(Data excerpts)
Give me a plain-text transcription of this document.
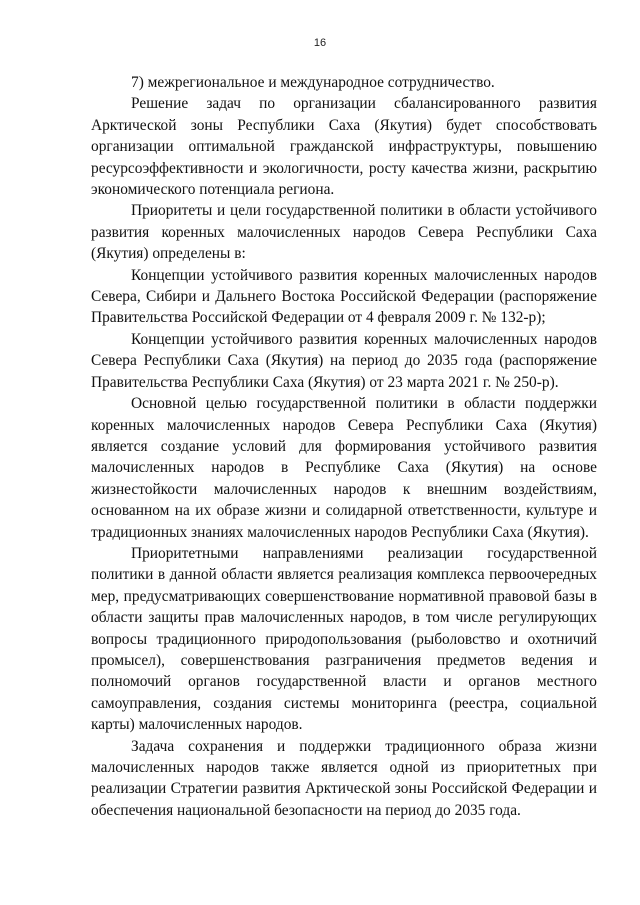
16

7) межрегиональное и международное сотрудничество.

Решение задач по организации сбалансированного развития Арктической зоны Республики Саха (Якутия) будет способствовать организации оптимальной гражданской инфраструктуры, повышению ресурсоэффективности и экологичности, росту качества жизни, раскрытию экономического потенциала региона.

Приоритеты и цели государственной политики в области устойчивого развития коренных малочисленных народов Севера Республики Саха (Якутия) определены в:

Концепции устойчивого развития коренных малочисленных народов Севера, Сибири и Дальнего Востока Российской Федерации (распоряжение Правительства Российской Федерации от 4 февраля 2009 г. № 132-р);

Концепции устойчивого развития коренных малочисленных народов Севера Республики Саха (Якутия) на период до 2035 года (распоряжение Правительства Республики Саха (Якутия) от 23 марта 2021 г. № 250-р).

Основной целью государственной политики в области поддержки коренных малочисленных народов Севера Республики Саха (Якутия) является создание условий для формирования устойчивого развития малочисленных народов в Республике Саха (Якутия) на основе жизнестойкости малочисленных народов к внешним воздействиям, основанном на их образе жизни и солидарной ответственности, культуре и традиционных знаниях малочисленных народов Республики Саха (Якутия).

Приоритетными направлениями реализации государственной политики в данной области является реализация комплекса первоочередных мер, предусматривающих совершенствование нормативной правовой базы в области защиты прав малочисленных народов, в том числе регулирующих вопросы традиционного природопользования (рыболовство и охотничий промысел), совершенствования разграничения предметов ведения и полномочий органов государственной власти и органов местного самоуправления, создания системы мониторинга (реестра, социальной карты) малочисленных народов.

Задача сохранения и поддержки традиционного образа жизни малочисленных народов также является одной из приоритетных при реализации Стратегии развития Арктической зоны Российской Федерации и обеспечения национальной безопасности на период до 2035 года.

* **What is needed**
Copy all the records above exactly, but leave out the pictures.

* **Task response**
Give me a plain-text transcription of this document.
16

7) межрегиональное и международное сотрудничество.

Решение задач по организации сбалансированного развития Арктической зоны Республики Саха (Якутия) будет способствовать организации оптимальной гражданской инфраструктуры, повышению ресурсоэффективности и экологичности, росту качества жизни, раскрытию экономического потенциала региона.

Приоритеты и цели государственной политики в области устойчивого развития коренных малочисленных народов Севера Республики Саха (Якутия) определены в:

Концепции устойчивого развития коренных малочисленных народов Севера, Сибири и Дальнего Востока Российской Федерации (распоряжение Правительства Российской Федерации от 4 февраля 2009 г. № 132-р);

Концепции устойчивого развития коренных малочисленных народов Севера Республики Саха (Якутия) на период до 2035 года (распоряжение Правительства Республики Саха (Якутия) от 23 марта 2021 г. № 250-р).

Основной целью государственной политики в области поддержки коренных малочисленных народов Севера Республики Саха (Якутия) является создание условий для формирования устойчивого развития малочисленных народов в Республике Саха (Якутия) на основе жизнестойкости малочисленных народов к внешним воздействиям, основанном на их образе жизни и солидарной ответственности, культуре и традиционных знаниях малочисленных народов Республики Саха (Якутия).

Приоритетными направлениями реализации государственной политики в данной области является реализация комплекса первоочередных мер, предусматривающих совершенствование нормативной правовой базы в области защиты прав малочисленных народов, в том числе регулирующих вопросы традиционного природопользования (рыболовство и охотничий промысел), совершенствования разграничения предметов ведения и полномочий органов государственной власти и органов местного самоуправления, создания системы мониторинга (реестра, социальной карты) малочисленных народов.

Задача сохранения и поддержки традиционного образа жизни малочисленных народов также является одной из приоритетных при реализации Стратегии развития Арктической зоны Российской Федерации и обеспечения национальной безопасности на период до 2035 года.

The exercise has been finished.